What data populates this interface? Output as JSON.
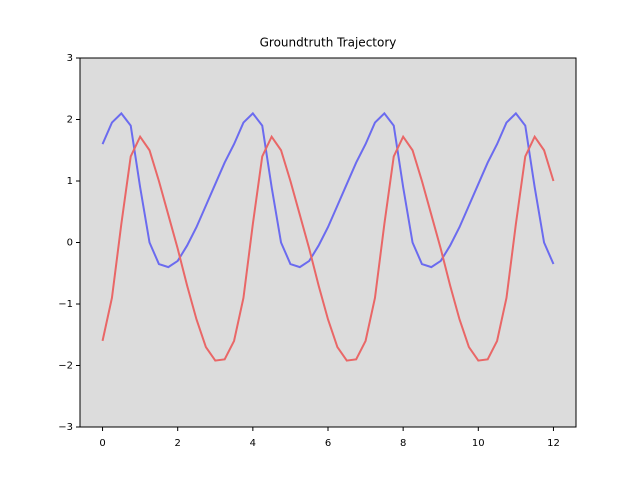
{
  "chart_data": {
    "type": "line",
    "title": "Groundtruth Trajectory",
    "x": [
      0,
      0.25,
      0.5,
      0.75,
      1,
      1.25,
      1.5,
      1.75,
      2,
      2.25,
      2.5,
      2.75,
      3,
      3.25,
      3.5,
      3.75,
      4,
      4.25,
      4.5,
      4.75,
      5,
      5.25,
      5.5,
      5.75,
      6,
      6.25,
      6.5,
      6.75,
      7,
      7.25,
      7.5,
      7.75,
      8,
      8.25,
      8.5,
      8.75,
      9,
      9.25,
      9.5,
      9.75,
      10,
      10.25,
      10.5,
      10.75,
      11,
      11.25,
      11.5,
      11.75,
      12
    ],
    "series": [
      {
        "color": "#6b6bef",
        "values": [
          1.6,
          1.95,
          2.1,
          1.9,
          0.9,
          0.0,
          -0.35,
          -0.4,
          -0.3,
          -0.05,
          0.25,
          0.6,
          0.95,
          1.3,
          1.6,
          1.95,
          2.1,
          1.9,
          0.9,
          0.0,
          -0.35,
          -0.4,
          -0.3,
          -0.05,
          0.25,
          0.6,
          0.95,
          1.3,
          1.6,
          1.95,
          2.1,
          1.9,
          0.9,
          0.0,
          -0.35,
          -0.4,
          -0.3,
          -0.05,
          0.25,
          0.6,
          0.95,
          1.3,
          1.6,
          1.95,
          2.1,
          1.9,
          0.9,
          0.0,
          -0.35
        ]
      },
      {
        "color": "#e96767",
        "values": [
          -1.6,
          -0.9,
          0.3,
          1.4,
          1.72,
          1.5,
          1.0,
          0.45,
          -0.1,
          -0.7,
          -1.25,
          -1.7,
          -1.92,
          -1.9,
          -1.6,
          -0.9,
          0.3,
          1.4,
          1.72,
          1.5,
          1.0,
          0.45,
          -0.1,
          -0.7,
          -1.25,
          -1.7,
          -1.92,
          -1.9,
          -1.6,
          -0.9,
          0.3,
          1.4,
          1.72,
          1.5,
          1.0,
          0.45,
          -0.1,
          -0.7,
          -1.25,
          -1.7,
          -1.92,
          -1.9,
          -1.6,
          -0.9,
          0.3,
          1.4,
          1.72,
          1.5,
          1.0
        ]
      }
    ],
    "xlim": [
      -0.6,
      12.6
    ],
    "ylim": [
      -3,
      3
    ],
    "xticks": [
      0,
      2,
      4,
      6,
      8,
      10,
      12
    ],
    "yticks": [
      {
        "value": -3,
        "label": "−3"
      },
      {
        "value": -2,
        "label": "−2"
      },
      {
        "value": -1,
        "label": "−1"
      },
      0,
      1,
      2,
      3
    ],
    "background": "#dcdcdc"
  }
}
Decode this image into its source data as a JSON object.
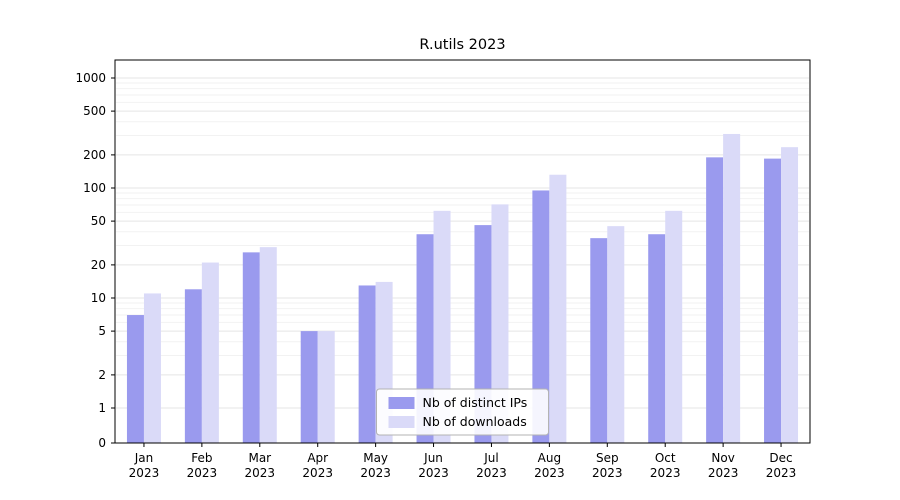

_Request_.
Repeat the listing verbatim. Skip the pictures.

_Output of the exercise_.
What data populates this interface? Output as JSON.
{
  "chart_data": {
    "type": "line",
    "title": "Groundtruth Trajectory",
    "x": [
      0,
      0.25,
      0.5,
      0.75,
      1,
      1.25,
      1.5,
      1.75,
      2,
      2.25,
      2.5,
      2.75,
      3,
      3.25,
      3.5,
      3.75,
      4,
      4.25,
      4.5,
      4.75,
      5,
      5.25,
      5.5,
      5.75,
      6,
      6.25,
      6.5,
      6.75,
      7,
      7.25,
      7.5,
      7.75,
      8,
      8.25,
      8.5,
      8.75,
      9,
      9.25,
      9.5,
      9.75,
      10,
      10.25,
      10.5,
      10.75,
      11,
      11.25,
      11.5,
      11.75,
      12
    ],
    "series": [
      {
        "color": "#6b6bef",
        "values": [
          1.6,
          1.95,
          2.1,
          1.9,
          0.9,
          0.0,
          -0.35,
          -0.4,
          -0.3,
          -0.05,
          0.25,
          0.6,
          0.95,
          1.3,
          1.6,
          1.95,
          2.1,
          1.9,
          0.9,
          0.0,
          -0.35,
          -0.4,
          -0.3,
          -0.05,
          0.25,
          0.6,
          0.95,
          1.3,
          1.6,
          1.95,
          2.1,
          1.9,
          0.9,
          0.0,
          -0.35,
          -0.4,
          -0.3,
          -0.05,
          0.25,
          0.6,
          0.95,
          1.3,
          1.6,
          1.95,
          2.1,
          1.9,
          0.9,
          0.0,
          -0.35
        ]
      },
      {
        "color": "#e96767",
        "values": [
          -1.6,
          -0.9,
          0.3,
          1.4,
          1.72,
          1.5,
          1.0,
          0.45,
          -0.1,
          -0.7,
          -1.25,
          -1.7,
          -1.92,
          -1.9,
          -1.6,
          -0.9,
          0.3,
          1.4,
          1.72,
          1.5,
          1.0,
          0.45,
          -0.1,
          -0.7,
          -1.25,
          -1.7,
          -1.92,
          -1.9,
          -1.6,
          -0.9,
          0.3,
          1.4,
          1.72,
          1.5,
          1.0,
          0.45,
          -0.1,
          -0.7,
          -1.25,
          -1.7,
          -1.92,
          -1.9,
          -1.6,
          -0.9,
          0.3,
          1.4,
          1.72,
          1.5,
          1.0
        ]
      }
    ],
    "xlim": [
      -0.6,
      12.6
    ],
    "ylim": [
      -3,
      3
    ],
    "xticks": [
      0,
      2,
      4,
      6,
      8,
      10,
      12
    ],
    "yticks": [
      {
        "value": -3,
        "label": "−3"
      },
      {
        "value": -2,
        "label": "−2"
      },
      {
        "value": -1,
        "label": "−1"
      },
      0,
      1,
      2,
      3
    ],
    "background": "#dcdcdc"
  }
}
Decode this image into its source data as a JSON object.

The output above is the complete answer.